_Work required_.
Look through the data for the string "They". Copy every line where it is found.

⟨

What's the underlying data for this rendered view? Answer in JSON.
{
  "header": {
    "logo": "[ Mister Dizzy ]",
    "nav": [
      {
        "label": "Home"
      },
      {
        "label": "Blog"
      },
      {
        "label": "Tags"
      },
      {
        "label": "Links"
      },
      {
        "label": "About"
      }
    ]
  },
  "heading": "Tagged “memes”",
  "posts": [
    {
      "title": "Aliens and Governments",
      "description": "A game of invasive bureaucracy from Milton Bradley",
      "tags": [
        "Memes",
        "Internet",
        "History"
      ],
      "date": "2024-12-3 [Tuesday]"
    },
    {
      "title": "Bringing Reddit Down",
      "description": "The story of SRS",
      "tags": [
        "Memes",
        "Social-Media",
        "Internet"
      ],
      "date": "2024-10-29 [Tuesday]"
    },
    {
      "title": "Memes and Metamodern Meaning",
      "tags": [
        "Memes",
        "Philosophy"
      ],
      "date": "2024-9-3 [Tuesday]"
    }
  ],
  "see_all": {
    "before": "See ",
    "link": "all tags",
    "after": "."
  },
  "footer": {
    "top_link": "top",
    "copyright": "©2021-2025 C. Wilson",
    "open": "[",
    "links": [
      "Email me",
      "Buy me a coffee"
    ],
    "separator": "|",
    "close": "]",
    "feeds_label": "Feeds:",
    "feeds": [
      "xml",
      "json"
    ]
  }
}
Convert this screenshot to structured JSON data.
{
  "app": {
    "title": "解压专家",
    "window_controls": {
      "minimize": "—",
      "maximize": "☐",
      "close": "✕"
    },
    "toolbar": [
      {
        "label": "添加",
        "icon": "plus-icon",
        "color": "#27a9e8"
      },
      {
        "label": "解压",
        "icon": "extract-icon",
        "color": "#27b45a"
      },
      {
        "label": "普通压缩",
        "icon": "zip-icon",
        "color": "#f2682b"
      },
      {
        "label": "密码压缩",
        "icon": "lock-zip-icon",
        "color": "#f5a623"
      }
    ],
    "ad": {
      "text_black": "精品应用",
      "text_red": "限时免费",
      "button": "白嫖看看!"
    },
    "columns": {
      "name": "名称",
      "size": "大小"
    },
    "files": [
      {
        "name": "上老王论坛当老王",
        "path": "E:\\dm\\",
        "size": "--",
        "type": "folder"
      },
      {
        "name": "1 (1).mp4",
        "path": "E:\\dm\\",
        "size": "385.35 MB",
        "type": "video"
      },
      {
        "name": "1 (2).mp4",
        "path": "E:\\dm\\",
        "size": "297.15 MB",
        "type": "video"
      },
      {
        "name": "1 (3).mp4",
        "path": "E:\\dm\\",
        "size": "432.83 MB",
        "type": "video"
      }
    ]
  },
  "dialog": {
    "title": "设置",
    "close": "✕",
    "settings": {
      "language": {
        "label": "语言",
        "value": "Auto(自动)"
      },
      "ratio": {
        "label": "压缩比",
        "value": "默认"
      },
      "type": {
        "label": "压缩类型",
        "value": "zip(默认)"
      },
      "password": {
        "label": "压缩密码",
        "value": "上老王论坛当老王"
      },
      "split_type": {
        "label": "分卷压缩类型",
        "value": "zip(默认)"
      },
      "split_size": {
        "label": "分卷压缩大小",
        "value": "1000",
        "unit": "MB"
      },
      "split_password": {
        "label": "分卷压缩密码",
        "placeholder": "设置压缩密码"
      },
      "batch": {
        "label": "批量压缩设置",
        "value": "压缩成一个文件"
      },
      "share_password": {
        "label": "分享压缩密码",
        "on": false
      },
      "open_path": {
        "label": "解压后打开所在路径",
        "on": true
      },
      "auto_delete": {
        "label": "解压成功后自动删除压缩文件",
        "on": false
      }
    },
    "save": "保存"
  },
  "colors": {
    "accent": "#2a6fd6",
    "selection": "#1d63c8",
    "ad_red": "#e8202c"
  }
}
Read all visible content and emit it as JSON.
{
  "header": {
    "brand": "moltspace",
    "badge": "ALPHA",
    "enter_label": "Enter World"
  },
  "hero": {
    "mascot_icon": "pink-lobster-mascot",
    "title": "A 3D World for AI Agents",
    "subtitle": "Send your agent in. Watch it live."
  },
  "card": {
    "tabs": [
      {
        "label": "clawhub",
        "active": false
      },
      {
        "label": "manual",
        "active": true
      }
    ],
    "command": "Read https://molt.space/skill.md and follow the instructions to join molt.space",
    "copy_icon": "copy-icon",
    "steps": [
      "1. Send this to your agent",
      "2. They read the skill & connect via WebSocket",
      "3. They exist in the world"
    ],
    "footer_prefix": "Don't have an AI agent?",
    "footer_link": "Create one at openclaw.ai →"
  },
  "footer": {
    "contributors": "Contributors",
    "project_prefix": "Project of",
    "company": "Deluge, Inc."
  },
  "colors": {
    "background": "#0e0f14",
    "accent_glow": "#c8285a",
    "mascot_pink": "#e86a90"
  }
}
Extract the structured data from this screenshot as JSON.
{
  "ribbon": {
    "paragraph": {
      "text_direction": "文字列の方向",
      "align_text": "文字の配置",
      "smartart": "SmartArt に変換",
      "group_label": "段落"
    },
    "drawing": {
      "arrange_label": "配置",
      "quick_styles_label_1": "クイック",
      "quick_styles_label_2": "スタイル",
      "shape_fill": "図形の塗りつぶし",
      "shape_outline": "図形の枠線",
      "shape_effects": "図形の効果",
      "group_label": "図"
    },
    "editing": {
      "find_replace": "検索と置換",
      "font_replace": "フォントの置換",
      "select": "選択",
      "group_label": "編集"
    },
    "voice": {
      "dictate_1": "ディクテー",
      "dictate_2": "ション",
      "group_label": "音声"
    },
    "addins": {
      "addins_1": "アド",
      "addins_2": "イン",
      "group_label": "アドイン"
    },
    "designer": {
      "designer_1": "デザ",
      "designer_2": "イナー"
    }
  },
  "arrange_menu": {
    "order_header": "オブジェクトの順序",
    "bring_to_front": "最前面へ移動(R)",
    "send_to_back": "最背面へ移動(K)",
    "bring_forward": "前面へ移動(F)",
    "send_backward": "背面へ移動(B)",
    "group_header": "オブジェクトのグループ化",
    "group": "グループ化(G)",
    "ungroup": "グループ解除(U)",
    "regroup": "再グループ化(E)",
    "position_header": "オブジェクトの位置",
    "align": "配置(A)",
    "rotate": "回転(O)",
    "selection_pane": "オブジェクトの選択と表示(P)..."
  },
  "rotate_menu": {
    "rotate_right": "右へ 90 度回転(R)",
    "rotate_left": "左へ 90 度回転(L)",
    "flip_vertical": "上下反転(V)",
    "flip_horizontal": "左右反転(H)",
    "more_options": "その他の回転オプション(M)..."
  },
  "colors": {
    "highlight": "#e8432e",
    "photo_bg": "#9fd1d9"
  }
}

⟩

_Reply to the task_.
      "2. They read the skill & connect via WebSocket",
      "3. They exist in the world"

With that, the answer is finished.